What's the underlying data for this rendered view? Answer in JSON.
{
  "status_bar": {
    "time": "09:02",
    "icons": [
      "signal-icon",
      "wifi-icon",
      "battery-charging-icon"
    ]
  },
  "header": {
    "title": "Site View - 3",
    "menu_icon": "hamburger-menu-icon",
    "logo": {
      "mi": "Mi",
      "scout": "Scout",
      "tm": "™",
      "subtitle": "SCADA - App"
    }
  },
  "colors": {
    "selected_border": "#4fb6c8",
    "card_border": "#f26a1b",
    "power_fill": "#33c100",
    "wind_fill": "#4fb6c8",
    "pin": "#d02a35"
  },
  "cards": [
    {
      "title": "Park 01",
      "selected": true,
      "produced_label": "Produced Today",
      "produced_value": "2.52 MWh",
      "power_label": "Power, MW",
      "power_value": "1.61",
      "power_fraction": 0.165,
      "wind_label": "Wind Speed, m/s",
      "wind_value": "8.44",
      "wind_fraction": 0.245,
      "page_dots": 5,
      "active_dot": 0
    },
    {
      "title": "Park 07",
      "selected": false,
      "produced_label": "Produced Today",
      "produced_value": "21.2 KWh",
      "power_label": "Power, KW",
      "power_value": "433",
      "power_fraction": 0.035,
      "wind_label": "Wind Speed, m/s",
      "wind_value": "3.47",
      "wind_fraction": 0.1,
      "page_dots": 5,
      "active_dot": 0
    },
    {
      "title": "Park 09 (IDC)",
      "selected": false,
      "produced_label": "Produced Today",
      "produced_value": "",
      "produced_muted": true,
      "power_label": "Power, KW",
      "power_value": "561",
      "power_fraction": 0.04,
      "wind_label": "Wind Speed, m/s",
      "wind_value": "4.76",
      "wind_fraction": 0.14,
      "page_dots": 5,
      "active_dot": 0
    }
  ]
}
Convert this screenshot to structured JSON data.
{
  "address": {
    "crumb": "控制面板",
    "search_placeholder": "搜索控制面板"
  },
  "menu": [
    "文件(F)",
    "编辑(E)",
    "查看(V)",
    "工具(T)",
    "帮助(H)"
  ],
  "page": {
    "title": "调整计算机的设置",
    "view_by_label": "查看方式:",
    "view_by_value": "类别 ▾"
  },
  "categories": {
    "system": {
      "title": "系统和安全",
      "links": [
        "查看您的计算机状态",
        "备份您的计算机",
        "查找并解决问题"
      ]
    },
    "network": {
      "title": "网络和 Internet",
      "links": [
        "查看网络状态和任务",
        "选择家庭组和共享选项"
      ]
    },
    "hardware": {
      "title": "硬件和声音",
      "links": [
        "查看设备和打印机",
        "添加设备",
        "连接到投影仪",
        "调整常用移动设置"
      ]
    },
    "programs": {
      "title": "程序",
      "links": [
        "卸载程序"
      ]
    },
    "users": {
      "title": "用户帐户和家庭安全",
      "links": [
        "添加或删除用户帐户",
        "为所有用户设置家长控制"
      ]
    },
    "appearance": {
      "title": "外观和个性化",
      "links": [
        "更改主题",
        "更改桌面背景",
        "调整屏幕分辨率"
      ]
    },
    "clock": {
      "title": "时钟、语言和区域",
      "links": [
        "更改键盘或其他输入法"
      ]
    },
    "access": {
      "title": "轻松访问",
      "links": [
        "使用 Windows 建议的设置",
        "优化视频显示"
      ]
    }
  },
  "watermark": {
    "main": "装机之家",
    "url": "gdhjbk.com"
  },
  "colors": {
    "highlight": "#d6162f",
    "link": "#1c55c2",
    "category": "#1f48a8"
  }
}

= = = = = = =

Written exercise | Please repeat the material above, word for word and in full.

Solution below |
What's the underlying data for this rendered view? Answer in JSON.
{
  "status_bar": {
    "time": "09:02",
    "icons": [
      "signal-icon",
      "wifi-icon",
      "battery-charging-icon"
    ]
  },
  "header": {
    "title": "Site View - 3",
    "menu_icon": "hamburger-menu-icon",
    "logo": {
      "mi": "Mi",
      "scout": "Scout",
      "tm": "™",
      "subtitle": "SCADA - App"
    }
  },
  "colors": {
    "selected_border": "#4fb6c8",
    "card_border": "#f26a1b",
    "power_fill": "#33c100",
    "wind_fill": "#4fb6c8",
    "pin": "#d02a35"
  },
  "cards": [
    {
      "title": "Park 01",
      "selected": true,
      "produced_label": "Produced Today",
      "produced_value": "2.52 MWh",
      "power_label": "Power, MW",
      "power_value": "1.61",
      "power_fraction": 0.165,
      "wind_label": "Wind Speed, m/s",
      "wind_value": "8.44",
      "wind_fraction": 0.245,
      "page_dots": 5,
      "active_dot": 0
    },
    {
      "title": "Park 07",
      "selected": false,
      "produced_label": "Produced Today",
      "produced_value": "21.2 KWh",
      "power_label": "Power, KW",
      "power_value": "433",
      "power_fraction": 0.035,
      "wind_label": "Wind Speed, m/s",
      "wind_value": "3.47",
      "wind_fraction": 0.1,
      "page_dots": 5,
      "active_dot": 0
    },
    {
      "title": "Park 09 (IDC)",
      "selected": false,
      "produced_label": "Produced Today",
      "produced_value": "",
      "produced_muted": true,
      "power_label": "Power, KW",
      "power_value": "561",
      "power_fraction": 0.04,
      "wind_label": "Wind Speed, m/s",
      "wind_value": "4.76",
      "wind_fraction": 0.14,
      "page_dots": 5,
      "active_dot": 0
    }
  ]
}
Convert this screenshot to structured JSON data.
{
  "address": {
    "crumb": "控制面板",
    "search_placeholder": "搜索控制面板"
  },
  "menu": [
    "文件(F)",
    "编辑(E)",
    "查看(V)",
    "工具(T)",
    "帮助(H)"
  ],
  "page": {
    "title": "调整计算机的设置",
    "view_by_label": "查看方式:",
    "view_by_value": "类别 ▾"
  },
  "categories": {
    "system": {
      "title": "系统和安全",
      "links": [
        "查看您的计算机状态",
        "备份您的计算机",
        "查找并解决问题"
      ]
    },
    "network": {
      "title": "网络和 Internet",
      "links": [
        "查看网络状态和任务",
        "选择家庭组和共享选项"
      ]
    },
    "hardware": {
      "title": "硬件和声音",
      "links": [
        "查看设备和打印机",
        "添加设备",
        "连接到投影仪",
        "调整常用移动设置"
      ]
    },
    "programs": {
      "title": "程序",
      "links": [
        "卸载程序"
      ]
    },
    "users": {
      "title": "用户帐户和家庭安全",
      "links": [
        "添加或删除用户帐户",
        "为所有用户设置家长控制"
      ]
    },
    "appearance": {
      "title": "外观和个性化",
      "links": [
        "更改主题",
        "更改桌面背景",
        "调整屏幕分辨率"
      ]
    },
    "clock": {
      "title": "时钟、语言和区域",
      "links": [
        "更改键盘或其他输入法"
      ]
    },
    "access": {
      "title": "轻松访问",
      "links": [
        "使用 Windows 建议的设置",
        "优化视频显示"
      ]
    }
  },
  "watermark": {
    "main": "装机之家",
    "url": "gdhjbk.com"
  },
  "colors": {
    "highlight": "#d6162f",
    "link": "#1c55c2",
    "category": "#1f48a8"
  }
}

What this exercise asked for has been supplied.